• **YOUR OBJECTIVE**
Repeat the material verbatim and drop the pictures.

[start]

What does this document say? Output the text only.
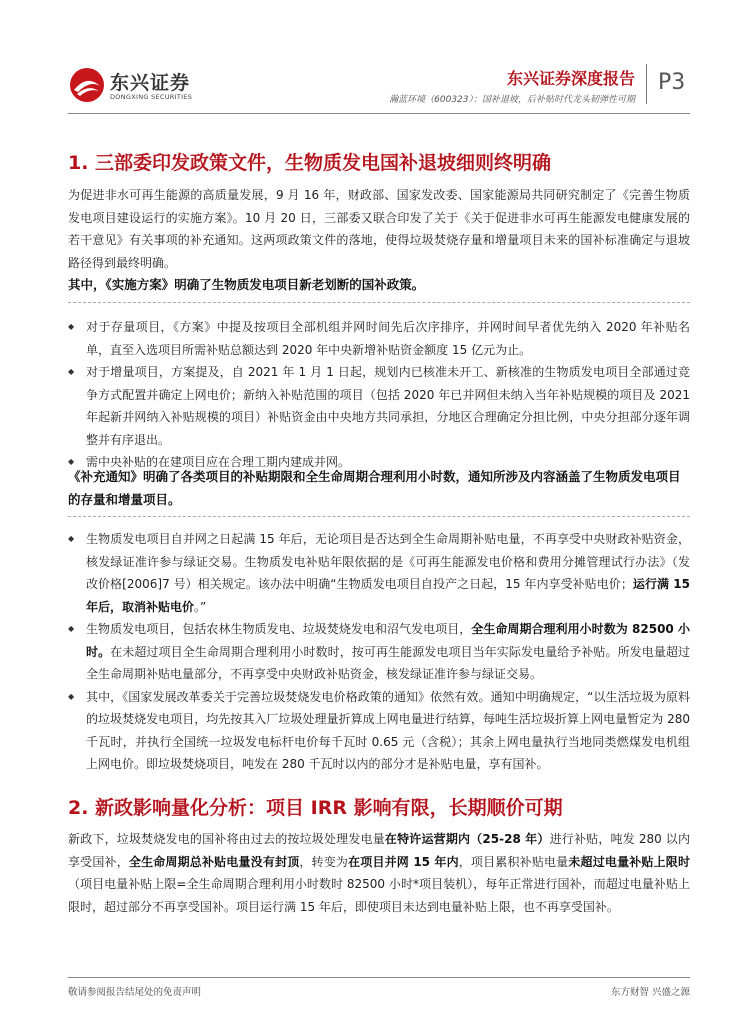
东兴证券
DONGXING SECURITIES
东兴证券深度报告
瀚蓝环境（600323）：国补退坡，后补贴时代龙头韧弹性可期
P3
1. 三部委印发政策文件，生物质发电国补退坡细则终明确

为促进非水可再生能源的高质量发展，9 月 16 年，财政部、国家发改委、国家能源局共同研究制定了《完善生物质发电项目建设运行的实施方案》。10 月 20 日，三部委又联合印发了关于《关于促进非水可再生能源发电健康发展的若干意见》有关事项的补充通知。这两项政策文件的落地，使得垃圾焚烧存量和增量项目未来的国补标准确定与退坡路径得到最终明确。

其中，《实施方案》明确了生物质发电项目新老划断的国补政策。
◆ 对于存量项目，《方案》中提及按项目全部机组并网时间先后次序排序，并网时间早者优先纳入 2020 年补贴名单，直至入选项目所需补贴总额达到 2020 年中央新增补贴资金额度 15 亿元为止。
◆ 对于增量项目，方案提及，自 2021 年 1 月 1 日起，规划内已核准未开工、新核准的生物质发电项目全部通过竞争方式配置并确定上网电价；新纳入补贴范围的项目（包括 2020 年已并网但未纳入当年补贴规模的项目及 2021 年起新并网纳入补贴规模的项目）补贴资金由中央地方共同承担，分地区合理确定分担比例，中央分担部分逐年调整并有序退出。
◆ 需中央补贴的在建项目应在合理工期内建成并网。
《补充通知》明确了各类项目的补贴期限和全生命周期合理利用小时数，通知所涉及内容涵盖了生物质发电项目的存量和增量项目。
◆ 生物质发电项目自并网之日起满 15 年后，无论项目是否达到全生命周期补贴电量，不再享受中央财政补贴资金，核发绿证准许参与绿证交易。生物质发电补贴年限依据的是《可再生能源发电价格和费用分摊管理试行办法》（发改价格[2006]7 号）相关规定。该办法中明确“生物质发电项目自投产之日起，15 年内享受补贴电价；运行满 15 年后，取消补贴电价。”
◆ 生物质发电项目，包括农林生物质发电、垃圾焚烧发电和沼气发电项目，全生命周期合理利用小时数为 82500 小时。在未超过项目全生命周期合理利用小时数时，按可再生能源发电项目当年实际发电量给予补贴。所发电量超过全生命周期补贴电量部分，不再享受中央财政补贴资金，核发绿证准许参与绿证交易。
◆ 其中，《国家发展改革委关于完善垃圾焚烧发电价格政策的通知》依然有效。通知中明确规定，“以生活垃圾为原料的垃圾焚烧发电项目，均先按其入厂垃圾处理量折算成上网电量进行结算，每吨生活垃圾折算上网电量暂定为 280 千瓦时，并执行全国统一垃圾发电标杆电价每千瓦时 0.65 元（含税）；其余上网电量执行当地同类燃煤发电机组上网电价。即垃圾焚烧项目，吨发在 280 千瓦时以内的部分才是补贴电量，享有国补。
2. 新政影响量化分析：项目 IRR 影响有限，长期顺价可期

新政下，垃圾焚烧发电的国补将由过去的按垃圾处理发电量在特许运营期内（25-28 年）进行补贴，吨发 280 以内享受国补，全生命周期总补贴电量没有封顶，转变为在项目并网 15 年内，项目累积补贴电量未超过电量补贴上限时（项目电量补贴上限=全生命周期合理利用小时数时 82500 小时*项目装机），每年正常进行国补，而超过电量补贴上限时，超过部分不再享受国补。项目运行满 15 年后，即使项目未达到电量补贴上限，也不再享受国补。

敬请参阅报告结尾处的免责声明	东方财智 兴盛之源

[end]

• **SOLUTION TO THIS EXERCISE**
What does this document say? Output the text only.
东兴证券
DONGXING SECURITIES
东兴证券深度报告
瀚蓝环境（600323）：国补退坡，后补贴时代龙头韧弹性可期
P3
1. 三部委印发政策文件，生物质发电国补退坡细则终明确

为促进非水可再生能源的高质量发展，9 月 16 年，财政部、国家发改委、国家能源局共同研究制定了《完善生物质发电项目建设运行的实施方案》。10 月 20 日，三部委又联合印发了关于《关于促进非水可再生能源发电健康发展的若干意见》有关事项的补充通知。这两项政策文件的落地，使得垃圾焚烧存量和增量项目未来的国补标准确定与退坡路径得到最终明确。

其中，《实施方案》明确了生物质发电项目新老划断的国补政策。
◆ 对于存量项目，《方案》中提及按项目全部机组并网时间先后次序排序，并网时间早者优先纳入 2020 年补贴名单，直至入选项目所需补贴总额达到 2020 年中央新增补贴资金额度 15 亿元为止。
◆ 对于增量项目，方案提及，自 2021 年 1 月 1 日起，规划内已核准未开工、新核准的生物质发电项目全部通过竞争方式配置并确定上网电价；新纳入补贴范围的项目（包括 2020 年已并网但未纳入当年补贴规模的项目及 2021 年起新并网纳入补贴规模的项目）补贴资金由中央地方共同承担，分地区合理确定分担比例，中央分担部分逐年调整并有序退出。
◆ 需中央补贴的在建项目应在合理工期内建成并网。
《补充通知》明确了各类项目的补贴期限和全生命周期合理利用小时数，通知所涉及内容涵盖了生物质发电项目的存量和增量项目。
◆ 生物质发电项目自并网之日起满 15 年后，无论项目是否达到全生命周期补贴电量，不再享受中央财政补贴资金，核发绿证准许参与绿证交易。生物质发电补贴年限依据的是《可再生能源发电价格和费用分摊管理试行办法》（发改价格[2006]7 号）相关规定。该办法中明确“生物质发电项目自投产之日起，15 年内享受补贴电价；运行满 15 年后，取消补贴电价。”
◆ 生物质发电项目，包括农林生物质发电、垃圾焚烧发电和沼气发电项目，全生命周期合理利用小时数为 82500 小时。在未超过项目全生命周期合理利用小时数时，按可再生能源发电项目当年实际发电量给予补贴。所发电量超过全生命周期补贴电量部分，不再享受中央财政补贴资金，核发绿证准许参与绿证交易。
◆ 其中，《国家发展改革委关于完善垃圾焚烧发电价格政策的通知》依然有效。通知中明确规定，“以生活垃圾为原料的垃圾焚烧发电项目，均先按其入厂垃圾处理量折算成上网电量进行结算，每吨生活垃圾折算上网电量暂定为 280 千瓦时，并执行全国统一垃圾发电标杆电价每千瓦时 0.65 元（含税）；其余上网电量执行当地同类燃煤发电机组上网电价。即垃圾焚烧项目，吨发在 280 千瓦时以内的部分才是补贴电量，享有国补。
2. 新政影响量化分析：项目 IRR 影响有限，长期顺价可期

新政下，垃圾焚烧发电的国补将由过去的按垃圾处理发电量在特许运营期内（25-28 年）进行补贴，吨发 280 以内享受国补，全生命周期总补贴电量没有封顶，转变为在项目并网 15 年内，项目累积补贴电量未超过电量补贴上限时（项目电量补贴上限=全生命周期合理利用小时数时 82500 小时*项目装机），每年正常进行国补，而超过电量补贴上限时，超过部分不再享受国补。项目运行满 15 年后，即使项目未达到电量补贴上限，也不再享受国补。

敬请参阅报告结尾处的免责声明	东方财智 兴盛之源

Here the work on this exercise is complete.